- _Set problem_:
Every line below is to be quoted exactly, with nothing added or dropped.

- _Information provided_:
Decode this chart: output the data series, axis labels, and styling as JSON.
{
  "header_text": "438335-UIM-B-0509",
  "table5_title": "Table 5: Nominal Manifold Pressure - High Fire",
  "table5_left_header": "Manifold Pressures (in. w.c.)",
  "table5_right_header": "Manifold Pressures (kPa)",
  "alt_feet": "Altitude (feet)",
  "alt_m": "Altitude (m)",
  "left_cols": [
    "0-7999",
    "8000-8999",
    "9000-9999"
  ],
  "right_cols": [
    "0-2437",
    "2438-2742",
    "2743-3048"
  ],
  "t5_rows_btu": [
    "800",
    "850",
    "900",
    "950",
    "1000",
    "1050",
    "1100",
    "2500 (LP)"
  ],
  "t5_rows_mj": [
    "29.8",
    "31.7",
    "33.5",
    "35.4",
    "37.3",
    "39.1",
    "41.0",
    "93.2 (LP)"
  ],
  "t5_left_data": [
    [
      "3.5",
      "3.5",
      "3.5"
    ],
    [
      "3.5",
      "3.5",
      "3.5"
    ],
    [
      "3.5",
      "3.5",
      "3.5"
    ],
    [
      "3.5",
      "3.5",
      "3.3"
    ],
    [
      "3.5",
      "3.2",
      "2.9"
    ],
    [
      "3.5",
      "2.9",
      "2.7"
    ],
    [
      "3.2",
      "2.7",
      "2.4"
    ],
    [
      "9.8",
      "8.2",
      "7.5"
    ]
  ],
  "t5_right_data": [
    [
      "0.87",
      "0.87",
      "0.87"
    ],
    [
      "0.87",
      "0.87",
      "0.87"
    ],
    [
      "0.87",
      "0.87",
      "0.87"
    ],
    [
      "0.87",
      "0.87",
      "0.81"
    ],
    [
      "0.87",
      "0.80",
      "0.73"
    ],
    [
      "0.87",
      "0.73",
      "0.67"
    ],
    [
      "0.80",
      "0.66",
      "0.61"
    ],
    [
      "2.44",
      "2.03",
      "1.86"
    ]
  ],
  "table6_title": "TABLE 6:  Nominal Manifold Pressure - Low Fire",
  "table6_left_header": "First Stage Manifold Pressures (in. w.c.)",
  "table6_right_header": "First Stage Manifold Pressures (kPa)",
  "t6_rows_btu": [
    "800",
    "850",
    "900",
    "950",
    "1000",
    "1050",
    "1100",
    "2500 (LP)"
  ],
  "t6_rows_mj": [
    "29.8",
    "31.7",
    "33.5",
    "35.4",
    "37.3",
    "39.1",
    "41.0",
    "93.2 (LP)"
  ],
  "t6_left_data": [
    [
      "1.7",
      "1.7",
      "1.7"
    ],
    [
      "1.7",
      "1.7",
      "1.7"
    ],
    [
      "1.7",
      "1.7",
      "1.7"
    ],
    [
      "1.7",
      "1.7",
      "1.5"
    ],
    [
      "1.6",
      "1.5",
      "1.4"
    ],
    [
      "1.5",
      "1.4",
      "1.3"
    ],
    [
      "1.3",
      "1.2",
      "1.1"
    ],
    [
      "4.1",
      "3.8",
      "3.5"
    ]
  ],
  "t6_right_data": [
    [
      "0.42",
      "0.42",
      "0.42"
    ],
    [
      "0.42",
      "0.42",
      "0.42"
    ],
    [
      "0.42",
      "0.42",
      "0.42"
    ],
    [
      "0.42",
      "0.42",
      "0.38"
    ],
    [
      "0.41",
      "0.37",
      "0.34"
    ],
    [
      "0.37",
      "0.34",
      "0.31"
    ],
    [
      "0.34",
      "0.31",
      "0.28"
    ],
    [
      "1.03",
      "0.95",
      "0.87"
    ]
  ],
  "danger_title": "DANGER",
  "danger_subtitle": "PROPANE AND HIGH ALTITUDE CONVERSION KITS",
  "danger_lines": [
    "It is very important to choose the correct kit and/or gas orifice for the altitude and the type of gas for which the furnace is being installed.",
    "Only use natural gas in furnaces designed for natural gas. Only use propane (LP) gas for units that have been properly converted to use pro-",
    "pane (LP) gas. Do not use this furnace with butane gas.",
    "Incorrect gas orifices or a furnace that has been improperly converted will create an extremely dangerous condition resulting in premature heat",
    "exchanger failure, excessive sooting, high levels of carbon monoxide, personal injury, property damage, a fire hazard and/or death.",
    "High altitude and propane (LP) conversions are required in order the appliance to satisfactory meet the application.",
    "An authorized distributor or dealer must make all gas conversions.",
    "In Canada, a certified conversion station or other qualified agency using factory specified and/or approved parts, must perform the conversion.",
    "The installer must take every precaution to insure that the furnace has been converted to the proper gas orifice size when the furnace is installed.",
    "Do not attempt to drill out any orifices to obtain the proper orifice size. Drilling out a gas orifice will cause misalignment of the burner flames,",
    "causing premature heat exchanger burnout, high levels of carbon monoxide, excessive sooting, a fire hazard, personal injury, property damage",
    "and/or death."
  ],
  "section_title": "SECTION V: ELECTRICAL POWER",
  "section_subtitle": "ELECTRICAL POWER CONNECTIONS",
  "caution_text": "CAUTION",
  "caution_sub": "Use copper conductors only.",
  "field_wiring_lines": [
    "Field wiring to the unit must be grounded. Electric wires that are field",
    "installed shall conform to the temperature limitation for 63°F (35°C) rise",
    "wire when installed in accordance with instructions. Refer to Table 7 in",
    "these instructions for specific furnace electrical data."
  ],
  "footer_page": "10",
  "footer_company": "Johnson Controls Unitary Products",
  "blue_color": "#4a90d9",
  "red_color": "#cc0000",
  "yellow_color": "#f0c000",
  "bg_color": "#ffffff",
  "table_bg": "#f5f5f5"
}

- _Answer for the task_:
Decode this chart: output the data series, axis labels, and styling as JSON.
{
  "header_text": "438335-UIM-B-0509",
  "table5_title": "Table 5: Nominal Manifold Pressure - High Fire",
  "table5_left_header": "Manifold Pressures (in. w.c.)",
  "table5_right_header": "Manifold Pressures (kPa)",
  "alt_feet": "Altitude (feet)",
  "alt_m": "Altitude (m)",
  "left_cols": [
    "0-7999",
    "8000-8999",
    "9000-9999"
  ],
  "right_cols": [
    "0-2437",
    "2438-2742",
    "2743-3048"
  ],
  "t5_rows_btu": [
    "800",
    "850",
    "900",
    "950",
    "1000",
    "1050",
    "1100",
    "2500 (LP)"
  ],
  "t5_rows_mj": [
    "29.8",
    "31.7",
    "33.5",
    "35.4",
    "37.3",
    "39.1",
    "41.0",
    "93.2 (LP)"
  ],
  "t5_left_data": [
    [
      "3.5",
      "3.5",
      "3.5"
    ],
    [
      "3.5",
      "3.5",
      "3.5"
    ],
    [
      "3.5",
      "3.5",
      "3.5"
    ],
    [
      "3.5",
      "3.5",
      "3.3"
    ],
    [
      "3.5",
      "3.2",
      "2.9"
    ],
    [
      "3.5",
      "2.9",
      "2.7"
    ],
    [
      "3.2",
      "2.7",
      "2.4"
    ],
    [
      "9.8",
      "8.2",
      "7.5"
    ]
  ],
  "t5_right_data": [
    [
      "0.87",
      "0.87",
      "0.87"
    ],
    [
      "0.87",
      "0.87",
      "0.87"
    ],
    [
      "0.87",
      "0.87",
      "0.87"
    ],
    [
      "0.87",
      "0.87",
      "0.81"
    ],
    [
      "0.87",
      "0.80",
      "0.73"
    ],
    [
      "0.87",
      "0.73",
      "0.67"
    ],
    [
      "0.80",
      "0.66",
      "0.61"
    ],
    [
      "2.44",
      "2.03",
      "1.86"
    ]
  ],
  "table6_title": "TABLE 6:  Nominal Manifold Pressure - Low Fire",
  "table6_left_header": "First Stage Manifold Pressures (in. w.c.)",
  "table6_right_header": "First Stage Manifold Pressures (kPa)",
  "t6_rows_btu": [
    "800",
    "850",
    "900",
    "950",
    "1000",
    "1050",
    "1100",
    "2500 (LP)"
  ],
  "t6_rows_mj": [
    "29.8",
    "31.7",
    "33.5",
    "35.4",
    "37.3",
    "39.1",
    "41.0",
    "93.2 (LP)"
  ],
  "t6_left_data": [
    [
      "1.7",
      "1.7",
      "1.7"
    ],
    [
      "1.7",
      "1.7",
      "1.7"
    ],
    [
      "1.7",
      "1.7",
      "1.7"
    ],
    [
      "1.7",
      "1.7",
      "1.5"
    ],
    [
      "1.6",
      "1.5",
      "1.4"
    ],
    [
      "1.5",
      "1.4",
      "1.3"
    ],
    [
      "1.3",
      "1.2",
      "1.1"
    ],
    [
      "4.1",
      "3.8",
      "3.5"
    ]
  ],
  "t6_right_data": [
    [
      "0.42",
      "0.42",
      "0.42"
    ],
    [
      "0.42",
      "0.42",
      "0.42"
    ],
    [
      "0.42",
      "0.42",
      "0.42"
    ],
    [
      "0.42",
      "0.42",
      "0.38"
    ],
    [
      "0.41",
      "0.37",
      "0.34"
    ],
    [
      "0.37",
      "0.34",
      "0.31"
    ],
    [
      "0.34",
      "0.31",
      "0.28"
    ],
    [
      "1.03",
      "0.95",
      "0.87"
    ]
  ],
  "danger_title": "DANGER",
  "danger_subtitle": "PROPANE AND HIGH ALTITUDE CONVERSION KITS",
  "danger_lines": [
    "It is very important to choose the correct kit and/or gas orifice for the altitude and the type of gas for which the furnace is being installed.",
    "Only use natural gas in furnaces designed for natural gas. Only use propane (LP) gas for units that have been properly converted to use pro-",
    "pane (LP) gas. Do not use this furnace with butane gas.",
    "Incorrect gas orifices or a furnace that has been improperly converted will create an extremely dangerous condition resulting in premature heat",
    "exchanger failure, excessive sooting, high levels of carbon monoxide, personal injury, property damage, a fire hazard and/or death.",
    "High altitude and propane (LP) conversions are required in order the appliance to satisfactory meet the application.",
    "An authorized distributor or dealer must make all gas conversions.",
    "In Canada, a certified conversion station or other qualified agency using factory specified and/or approved parts, must perform the conversion.",
    "The installer must take every precaution to insure that the furnace has been converted to the proper gas orifice size when the furnace is installed.",
    "Do not attempt to drill out any orifices to obtain the proper orifice size. Drilling out a gas orifice will cause misalignment of the burner flames,",
    "causing premature heat exchanger burnout, high levels of carbon monoxide, excessive sooting, a fire hazard, personal injury, property damage",
    "and/or death."
  ],
  "section_title": "SECTION V: ELECTRICAL POWER",
  "section_subtitle": "ELECTRICAL POWER CONNECTIONS",
  "caution_text": "CAUTION",
  "caution_sub": "Use copper conductors only.",
  "field_wiring_lines": [
    "Field wiring to the unit must be grounded. Electric wires that are field",
    "installed shall conform to the temperature limitation for 63°F (35°C) rise",
    "wire when installed in accordance with instructions. Refer to Table 7 in",
    "these instructions for specific furnace electrical data."
  ],
  "footer_page": "10",
  "footer_company": "Johnson Controls Unitary Products",
  "blue_color": "#4a90d9",
  "red_color": "#cc0000",
  "yellow_color": "#f0c000",
  "bg_color": "#ffffff",
  "table_bg": "#f5f5f5"
}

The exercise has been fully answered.